Top of Extract provided
Circulating extra-cellular RNAs and atrial fibrillation: data from the TRACE-CORE cohort.

BACKGROUND

Atrial fibrillation (AF) is the most common sustained arrhythmia and is linked to increased risk of stroke, heart failure, and mortality. Circulating extracellular RNAs (exRNAs), which regulate gene expression and reflect underlying biological processes, are potential biomarkers for atrial fibrillation.

METHODS

As part of an ongoing, larger study into extracellular RNAs (exRNAs) as potential biomarkers for cardiovascular disease, we analyzed exRNA profiles in a subset of 296 survivors of acute coronary syndrome (ACS) enrolled in the Transitions, Risks, and Actions in Coronary Events Center for Outcomes Research and Education (TRACE-CORE) cohort. A total of 318 exRNAs were quantified, selected based on prior findings from the Framingham Heart Study. We assessed associations between circulating exRNAs and echocardiographic intermediate phenotypes relevant to atrial fibrillation (AF), including left atrial dimension, left ventricular (LV) mass, LV end-diastolic volume, and global longitudinal strain. Subsequently, we used logistic regression models to evaluate whether the exRNAs associated with these phenotypes were also associated with a history of AF ( = 18, 5.4%). Downstream bioinformatics analyses were performed to identify putative target genes, enriched gene ontology categories, and molecular pathways regulated by these candidate microRNAs.

RESULTS

We identified 77 extracellular RNAs (exRNAs) that were significantly associated with increased left ventricular (LV) mass and at least one additional echocardiographic intermediate phenotype. Among these, miR-17-5p and miR-574-3p were also significantly associated with a history of atrial fibrillation (AF), with odds ratios of 1.58 (95% CI: 1.10-2.26) and 2.16 (95% CI: 1.03-4.54), respectively. Predicted gene targets of these miRNAs were enriched in pathways implicated in atrial remodeling and arrhythmogenesis. Key overlapping canonical pathways included the Senescence Pathway, Idiopathic Pulmonary Fibrosis Signaling, ERK5 Signaling, RHO GTPase Cycle, and HGF Signaling.
Bottom of Extract provided
Top of Listed records
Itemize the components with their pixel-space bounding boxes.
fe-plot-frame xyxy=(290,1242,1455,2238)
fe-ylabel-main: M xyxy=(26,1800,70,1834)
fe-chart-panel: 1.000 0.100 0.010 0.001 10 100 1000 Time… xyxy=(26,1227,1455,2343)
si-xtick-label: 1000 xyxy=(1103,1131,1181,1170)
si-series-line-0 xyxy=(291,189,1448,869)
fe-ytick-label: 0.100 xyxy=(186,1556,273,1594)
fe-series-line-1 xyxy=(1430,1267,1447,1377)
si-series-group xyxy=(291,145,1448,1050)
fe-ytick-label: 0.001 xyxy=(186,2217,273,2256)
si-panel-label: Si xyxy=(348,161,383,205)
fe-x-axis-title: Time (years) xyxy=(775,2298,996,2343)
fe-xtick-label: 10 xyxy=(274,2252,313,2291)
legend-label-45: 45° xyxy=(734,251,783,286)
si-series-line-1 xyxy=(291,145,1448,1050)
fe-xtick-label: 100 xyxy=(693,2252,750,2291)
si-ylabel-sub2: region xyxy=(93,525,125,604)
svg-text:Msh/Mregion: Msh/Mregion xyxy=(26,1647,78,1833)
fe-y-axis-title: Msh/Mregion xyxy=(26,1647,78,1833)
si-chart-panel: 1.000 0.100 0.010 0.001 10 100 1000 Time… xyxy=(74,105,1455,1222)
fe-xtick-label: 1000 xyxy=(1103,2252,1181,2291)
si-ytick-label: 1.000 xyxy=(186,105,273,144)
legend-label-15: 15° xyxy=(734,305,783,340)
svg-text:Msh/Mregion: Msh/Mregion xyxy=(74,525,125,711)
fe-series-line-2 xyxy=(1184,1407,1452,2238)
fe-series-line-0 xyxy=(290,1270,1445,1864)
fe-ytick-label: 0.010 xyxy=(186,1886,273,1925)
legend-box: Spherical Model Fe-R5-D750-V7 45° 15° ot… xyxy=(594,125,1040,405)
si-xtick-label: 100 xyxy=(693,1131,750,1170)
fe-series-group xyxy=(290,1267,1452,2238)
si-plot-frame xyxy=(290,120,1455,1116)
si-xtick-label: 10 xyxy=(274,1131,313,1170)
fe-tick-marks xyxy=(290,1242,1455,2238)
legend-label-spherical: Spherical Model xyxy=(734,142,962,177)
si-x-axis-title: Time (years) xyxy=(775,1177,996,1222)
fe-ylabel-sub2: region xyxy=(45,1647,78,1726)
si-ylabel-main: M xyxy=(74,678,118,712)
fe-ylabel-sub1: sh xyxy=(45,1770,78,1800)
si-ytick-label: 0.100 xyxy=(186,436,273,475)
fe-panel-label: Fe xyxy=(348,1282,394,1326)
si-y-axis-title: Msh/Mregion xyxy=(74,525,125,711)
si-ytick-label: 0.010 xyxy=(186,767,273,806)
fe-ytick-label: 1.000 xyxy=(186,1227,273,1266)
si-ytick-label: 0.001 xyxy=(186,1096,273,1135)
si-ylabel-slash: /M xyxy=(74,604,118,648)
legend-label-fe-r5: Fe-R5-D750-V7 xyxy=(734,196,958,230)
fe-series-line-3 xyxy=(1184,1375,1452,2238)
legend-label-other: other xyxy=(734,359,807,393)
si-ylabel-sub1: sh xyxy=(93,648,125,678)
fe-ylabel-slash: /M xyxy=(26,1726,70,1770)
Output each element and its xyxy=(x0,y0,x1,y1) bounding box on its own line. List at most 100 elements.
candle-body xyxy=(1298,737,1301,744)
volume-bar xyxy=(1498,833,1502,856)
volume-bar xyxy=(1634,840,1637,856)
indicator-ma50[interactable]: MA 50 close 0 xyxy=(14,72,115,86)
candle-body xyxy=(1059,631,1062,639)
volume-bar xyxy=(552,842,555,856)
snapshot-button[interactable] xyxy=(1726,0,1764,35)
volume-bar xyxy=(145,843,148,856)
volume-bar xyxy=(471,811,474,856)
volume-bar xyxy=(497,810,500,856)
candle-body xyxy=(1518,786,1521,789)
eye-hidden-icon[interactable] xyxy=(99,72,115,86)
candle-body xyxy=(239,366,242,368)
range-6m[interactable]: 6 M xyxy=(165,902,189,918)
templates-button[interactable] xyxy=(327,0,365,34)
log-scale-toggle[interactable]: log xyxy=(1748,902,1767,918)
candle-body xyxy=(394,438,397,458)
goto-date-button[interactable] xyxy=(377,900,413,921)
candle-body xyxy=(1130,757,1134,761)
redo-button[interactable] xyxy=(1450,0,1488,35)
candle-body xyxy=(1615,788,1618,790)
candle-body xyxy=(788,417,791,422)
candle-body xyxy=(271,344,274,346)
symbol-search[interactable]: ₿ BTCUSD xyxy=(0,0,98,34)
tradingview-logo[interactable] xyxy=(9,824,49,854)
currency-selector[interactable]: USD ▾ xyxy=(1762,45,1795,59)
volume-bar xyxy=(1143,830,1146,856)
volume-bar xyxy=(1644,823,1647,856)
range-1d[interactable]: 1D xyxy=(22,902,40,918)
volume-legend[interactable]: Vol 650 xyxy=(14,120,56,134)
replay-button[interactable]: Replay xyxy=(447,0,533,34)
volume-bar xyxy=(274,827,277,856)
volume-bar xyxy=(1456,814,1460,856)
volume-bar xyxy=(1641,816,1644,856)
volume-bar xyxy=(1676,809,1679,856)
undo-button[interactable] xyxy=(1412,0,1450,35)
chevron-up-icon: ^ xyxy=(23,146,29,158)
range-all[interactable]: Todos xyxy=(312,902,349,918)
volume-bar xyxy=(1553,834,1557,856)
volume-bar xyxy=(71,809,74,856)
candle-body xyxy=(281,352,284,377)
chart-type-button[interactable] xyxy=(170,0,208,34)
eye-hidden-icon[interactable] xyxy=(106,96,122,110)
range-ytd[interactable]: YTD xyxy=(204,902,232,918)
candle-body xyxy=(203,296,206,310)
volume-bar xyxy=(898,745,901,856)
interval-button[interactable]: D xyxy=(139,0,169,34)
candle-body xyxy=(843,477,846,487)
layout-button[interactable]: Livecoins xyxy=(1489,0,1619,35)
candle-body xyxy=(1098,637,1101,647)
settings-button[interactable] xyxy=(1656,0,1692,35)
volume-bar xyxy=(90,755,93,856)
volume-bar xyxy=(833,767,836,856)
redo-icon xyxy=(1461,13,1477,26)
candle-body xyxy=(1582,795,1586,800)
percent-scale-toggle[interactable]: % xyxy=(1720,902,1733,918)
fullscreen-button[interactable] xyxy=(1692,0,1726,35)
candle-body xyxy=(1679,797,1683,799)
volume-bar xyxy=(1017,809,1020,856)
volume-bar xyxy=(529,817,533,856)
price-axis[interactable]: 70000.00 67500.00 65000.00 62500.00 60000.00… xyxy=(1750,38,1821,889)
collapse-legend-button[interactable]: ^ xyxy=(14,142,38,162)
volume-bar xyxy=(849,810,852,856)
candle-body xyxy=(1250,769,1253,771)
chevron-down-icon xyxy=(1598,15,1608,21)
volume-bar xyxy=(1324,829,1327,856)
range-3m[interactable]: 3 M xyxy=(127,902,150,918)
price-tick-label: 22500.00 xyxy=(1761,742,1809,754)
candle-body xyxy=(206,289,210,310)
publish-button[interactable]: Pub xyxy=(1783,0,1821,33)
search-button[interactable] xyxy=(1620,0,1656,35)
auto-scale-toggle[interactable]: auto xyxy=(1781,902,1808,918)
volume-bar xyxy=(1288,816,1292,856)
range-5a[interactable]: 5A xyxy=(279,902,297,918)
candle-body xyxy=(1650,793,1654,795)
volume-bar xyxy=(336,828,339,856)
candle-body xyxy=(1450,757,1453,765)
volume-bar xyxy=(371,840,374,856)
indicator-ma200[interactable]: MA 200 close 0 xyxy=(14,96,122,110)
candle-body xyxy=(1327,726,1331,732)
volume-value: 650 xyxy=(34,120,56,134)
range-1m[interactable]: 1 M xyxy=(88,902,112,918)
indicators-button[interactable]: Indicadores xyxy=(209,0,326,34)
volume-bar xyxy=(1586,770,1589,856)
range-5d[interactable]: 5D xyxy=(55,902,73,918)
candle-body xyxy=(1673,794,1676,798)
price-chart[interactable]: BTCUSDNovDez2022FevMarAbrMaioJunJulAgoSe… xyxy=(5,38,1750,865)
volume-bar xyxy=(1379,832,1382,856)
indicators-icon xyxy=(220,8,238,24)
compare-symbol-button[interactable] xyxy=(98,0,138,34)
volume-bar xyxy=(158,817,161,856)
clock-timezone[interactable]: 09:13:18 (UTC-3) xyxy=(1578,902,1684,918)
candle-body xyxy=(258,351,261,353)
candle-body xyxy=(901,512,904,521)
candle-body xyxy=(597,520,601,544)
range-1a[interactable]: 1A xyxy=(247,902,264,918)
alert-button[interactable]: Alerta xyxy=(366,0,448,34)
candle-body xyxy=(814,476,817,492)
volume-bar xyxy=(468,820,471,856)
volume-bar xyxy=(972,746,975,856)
Bottom of Listed records
--- Tasks and exercises ---
• a. Answer these from the abstract on exRNAs and atrial fibrillation:
(i) How many acute coronary syndrome survivors from the TRACE-CORE cohort had their exRNA profiles analyzed?
(ii) How many exRNAs were quantified, and what was the basis for selecting them?
(iii) What odds ratio, with its 95% confidence interval, links miR-574-3p to a history of atrial fibrillation?
• b. According to the abstract on exRNAs and atrial fibrillation, why are circulating extracellular RNAs considered potential biomarkers for atrial fibrillation?

--- Solutions for each task ---
• a.
(i) 296.
(ii) 318 exRNAs, selected based on prior findings from the Framingham Heart Study.
(iii) 2.16 (95% CI: 1.03-4.54).

• b. Circulating exRNAs regulate gene expression and reflect underlying biological processes. For that reason they are considered potential biomarkers for atrial fibrillation.